- _Requirements_: Repeat the records below exactly, leaving out any pictures.

[Figure contents as structured data]
────

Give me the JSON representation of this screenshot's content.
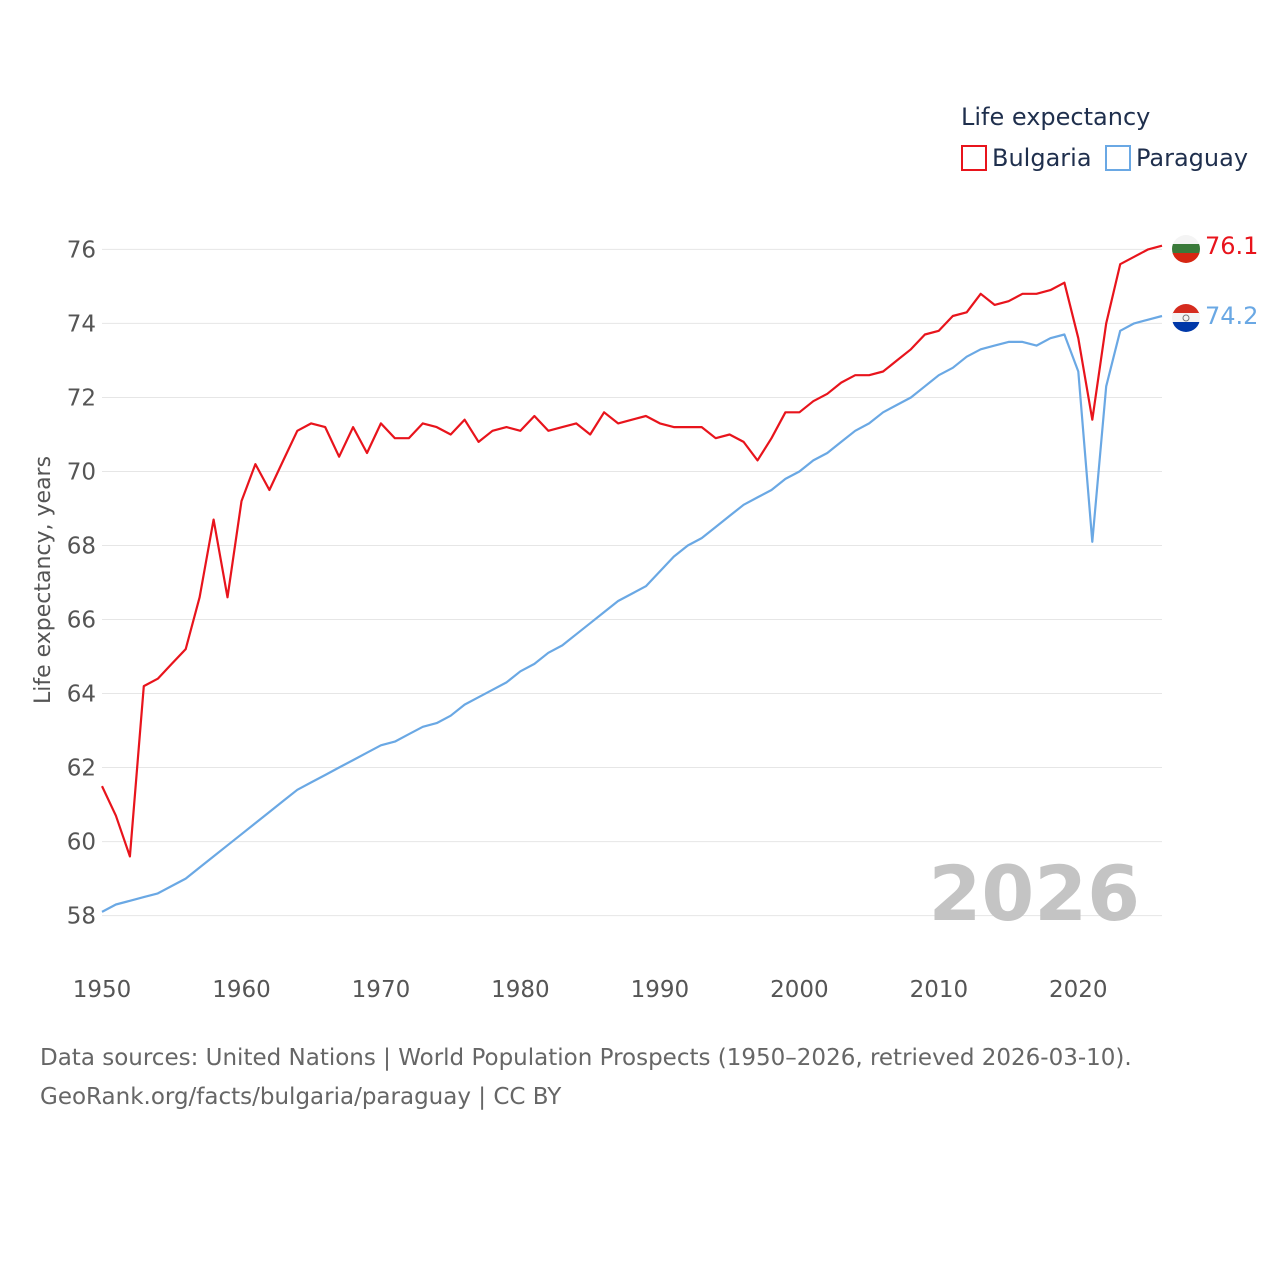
{
  "chart_data": {
    "type": "line",
    "legend": {
      "title": "Life expectancy",
      "position": "top-right"
    },
    "ylabel": "Life expectancy, years",
    "xlabel": "",
    "xlim": [
      1950,
      2026
    ],
    "ylim": [
      56.8,
      77.2
    ],
    "x_ticks": [
      1950,
      1960,
      1970,
      1980,
      1990,
      2000,
      2010,
      2020
    ],
    "y_ticks": [
      58,
      60,
      62,
      64,
      66,
      68,
      70,
      72,
      74,
      76
    ],
    "grid": true,
    "year_watermark": "2026",
    "series": [
      {
        "name": "Bulgaria",
        "color": "#e8141c",
        "end_label": "76.1",
        "flag": "bulgaria-flag",
        "x": [
          1950,
          1951,
          1952,
          1953,
          1954,
          1955,
          1956,
          1957,
          1958,
          1959,
          1960,
          1961,
          1962,
          1963,
          1964,
          1965,
          1966,
          1967,
          1968,
          1969,
          1970,
          1971,
          1972,
          1973,
          1974,
          1975,
          1976,
          1977,
          1978,
          1979,
          1980,
          1981,
          1982,
          1983,
          1984,
          1985,
          1986,
          1987,
          1988,
          1989,
          1990,
          1991,
          1992,
          1993,
          1994,
          1995,
          1996,
          1997,
          1998,
          1999,
          2000,
          2001,
          2002,
          2003,
          2004,
          2005,
          2006,
          2007,
          2008,
          2009,
          2010,
          2011,
          2012,
          2013,
          2014,
          2015,
          2016,
          2017,
          2018,
          2019,
          2020,
          2021,
          2022,
          2023,
          2024,
          2025,
          2026
        ],
        "values": [
          61.5,
          60.7,
          59.6,
          64.2,
          64.4,
          64.8,
          65.2,
          66.6,
          68.7,
          66.6,
          69.2,
          70.2,
          69.5,
          70.3,
          71.1,
          71.3,
          71.2,
          70.4,
          71.2,
          70.5,
          71.3,
          70.9,
          70.9,
          71.3,
          71.2,
          71.0,
          71.4,
          70.8,
          71.1,
          71.2,
          71.1,
          71.5,
          71.1,
          71.2,
          71.3,
          71.0,
          71.6,
          71.3,
          71.4,
          71.5,
          71.3,
          71.2,
          71.2,
          71.2,
          70.9,
          71.0,
          70.8,
          70.3,
          70.9,
          71.6,
          71.6,
          71.9,
          72.1,
          72.4,
          72.6,
          72.6,
          72.7,
          73.0,
          73.3,
          73.7,
          73.8,
          74.2,
          74.3,
          74.8,
          74.5,
          74.6,
          74.8,
          74.8,
          74.9,
          75.1,
          73.6,
          71.4,
          74.0,
          75.6,
          75.8,
          76.0,
          76.1
        ]
      },
      {
        "name": "Paraguay",
        "color": "#6aa8e4",
        "end_label": "74.2",
        "flag": "paraguay-flag",
        "x": [
          1950,
          1951,
          1952,
          1953,
          1954,
          1955,
          1956,
          1957,
          1958,
          1959,
          1960,
          1961,
          1962,
          1963,
          1964,
          1965,
          1966,
          1967,
          1968,
          1969,
          1970,
          1971,
          1972,
          1973,
          1974,
          1975,
          1976,
          1977,
          1978,
          1979,
          1980,
          1981,
          1982,
          1983,
          1984,
          1985,
          1986,
          1987,
          1988,
          1989,
          1990,
          1991,
          1992,
          1993,
          1994,
          1995,
          1996,
          1997,
          1998,
          1999,
          2000,
          2001,
          2002,
          2003,
          2004,
          2005,
          2006,
          2007,
          2008,
          2009,
          2010,
          2011,
          2012,
          2013,
          2014,
          2015,
          2016,
          2017,
          2018,
          2019,
          2020,
          2021,
          2022,
          2023,
          2024,
          2025,
          2026
        ],
        "values": [
          58.1,
          58.3,
          58.4,
          58.5,
          58.6,
          58.8,
          59.0,
          59.3,
          59.6,
          59.9,
          60.2,
          60.5,
          60.8,
          61.1,
          61.4,
          61.6,
          61.8,
          62.0,
          62.2,
          62.4,
          62.6,
          62.7,
          62.9,
          63.1,
          63.2,
          63.4,
          63.7,
          63.9,
          64.1,
          64.3,
          64.6,
          64.8,
          65.1,
          65.3,
          65.6,
          65.9,
          66.2,
          66.5,
          66.7,
          66.9,
          67.3,
          67.7,
          68.0,
          68.2,
          68.5,
          68.8,
          69.1,
          69.3,
          69.5,
          69.8,
          70.0,
          70.3,
          70.5,
          70.8,
          71.1,
          71.3,
          71.6,
          71.8,
          72.0,
          72.3,
          72.6,
          72.8,
          73.1,
          73.3,
          73.4,
          73.5,
          73.5,
          73.4,
          73.6,
          73.7,
          72.7,
          68.1,
          72.3,
          73.8,
          74.0,
          74.1,
          74.2
        ]
      }
    ]
  },
  "footer": {
    "line1": "Data sources: United Nations | World Population Prospects (1950–2026, retrieved 2026-03-10).",
    "line2": "GeoRank.org/facts/bulgaria/paraguay | CC BY"
  }
}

────

- _Answer to this exercise_:
Give me the JSON representation of this screenshot's content.
{
  "chart_data": {
    "type": "line",
    "legend": {
      "title": "Life expectancy",
      "position": "top-right"
    },
    "ylabel": "Life expectancy, years",
    "xlabel": "",
    "xlim": [
      1950,
      2026
    ],
    "ylim": [
      56.8,
      77.2
    ],
    "x_ticks": [
      1950,
      1960,
      1970,
      1980,
      1990,
      2000,
      2010,
      2020
    ],
    "y_ticks": [
      58,
      60,
      62,
      64,
      66,
      68,
      70,
      72,
      74,
      76
    ],
    "grid": true,
    "year_watermark": "2026",
    "series": [
      {
        "name": "Bulgaria",
        "color": "#e8141c",
        "end_label": "76.1",
        "flag": "bulgaria-flag",
        "x": [
          1950,
          1951,
          1952,
          1953,
          1954,
          1955,
          1956,
          1957,
          1958,
          1959,
          1960,
          1961,
          1962,
          1963,
          1964,
          1965,
          1966,
          1967,
          1968,
          1969,
          1970,
          1971,
          1972,
          1973,
          1974,
          1975,
          1976,
          1977,
          1978,
          1979,
          1980,
          1981,
          1982,
          1983,
          1984,
          1985,
          1986,
          1987,
          1988,
          1989,
          1990,
          1991,
          1992,
          1993,
          1994,
          1995,
          1996,
          1997,
          1998,
          1999,
          2000,
          2001,
          2002,
          2003,
          2004,
          2005,
          2006,
          2007,
          2008,
          2009,
          2010,
          2011,
          2012,
          2013,
          2014,
          2015,
          2016,
          2017,
          2018,
          2019,
          2020,
          2021,
          2022,
          2023,
          2024,
          2025,
          2026
        ],
        "values": [
          61.5,
          60.7,
          59.6,
          64.2,
          64.4,
          64.8,
          65.2,
          66.6,
          68.7,
          66.6,
          69.2,
          70.2,
          69.5,
          70.3,
          71.1,
          71.3,
          71.2,
          70.4,
          71.2,
          70.5,
          71.3,
          70.9,
          70.9,
          71.3,
          71.2,
          71.0,
          71.4,
          70.8,
          71.1,
          71.2,
          71.1,
          71.5,
          71.1,
          71.2,
          71.3,
          71.0,
          71.6,
          71.3,
          71.4,
          71.5,
          71.3,
          71.2,
          71.2,
          71.2,
          70.9,
          71.0,
          70.8,
          70.3,
          70.9,
          71.6,
          71.6,
          71.9,
          72.1,
          72.4,
          72.6,
          72.6,
          72.7,
          73.0,
          73.3,
          73.7,
          73.8,
          74.2,
          74.3,
          74.8,
          74.5,
          74.6,
          74.8,
          74.8,
          74.9,
          75.1,
          73.6,
          71.4,
          74.0,
          75.6,
          75.8,
          76.0,
          76.1
        ]
      },
      {
        "name": "Paraguay",
        "color": "#6aa8e4",
        "end_label": "74.2",
        "flag": "paraguay-flag",
        "x": [
          1950,
          1951,
          1952,
          1953,
          1954,
          1955,
          1956,
          1957,
          1958,
          1959,
          1960,
          1961,
          1962,
          1963,
          1964,
          1965,
          1966,
          1967,
          1968,
          1969,
          1970,
          1971,
          1972,
          1973,
          1974,
          1975,
          1976,
          1977,
          1978,
          1979,
          1980,
          1981,
          1982,
          1983,
          1984,
          1985,
          1986,
          1987,
          1988,
          1989,
          1990,
          1991,
          1992,
          1993,
          1994,
          1995,
          1996,
          1997,
          1998,
          1999,
          2000,
          2001,
          2002,
          2003,
          2004,
          2005,
          2006,
          2007,
          2008,
          2009,
          2010,
          2011,
          2012,
          2013,
          2014,
          2015,
          2016,
          2017,
          2018,
          2019,
          2020,
          2021,
          2022,
          2023,
          2024,
          2025,
          2026
        ],
        "values": [
          58.1,
          58.3,
          58.4,
          58.5,
          58.6,
          58.8,
          59.0,
          59.3,
          59.6,
          59.9,
          60.2,
          60.5,
          60.8,
          61.1,
          61.4,
          61.6,
          61.8,
          62.0,
          62.2,
          62.4,
          62.6,
          62.7,
          62.9,
          63.1,
          63.2,
          63.4,
          63.7,
          63.9,
          64.1,
          64.3,
          64.6,
          64.8,
          65.1,
          65.3,
          65.6,
          65.9,
          66.2,
          66.5,
          66.7,
          66.9,
          67.3,
          67.7,
          68.0,
          68.2,
          68.5,
          68.8,
          69.1,
          69.3,
          69.5,
          69.8,
          70.0,
          70.3,
          70.5,
          70.8,
          71.1,
          71.3,
          71.6,
          71.8,
          72.0,
          72.3,
          72.6,
          72.8,
          73.1,
          73.3,
          73.4,
          73.5,
          73.5,
          73.4,
          73.6,
          73.7,
          72.7,
          68.1,
          72.3,
          73.8,
          74.0,
          74.1,
          74.2
        ]
      }
    ]
  },
  "footer": {
    "line1": "Data sources: United Nations | World Population Prospects (1950–2026, retrieved 2026-03-10).",
    "line2": "GeoRank.org/facts/bulgaria/paraguay | CC BY"
  }
}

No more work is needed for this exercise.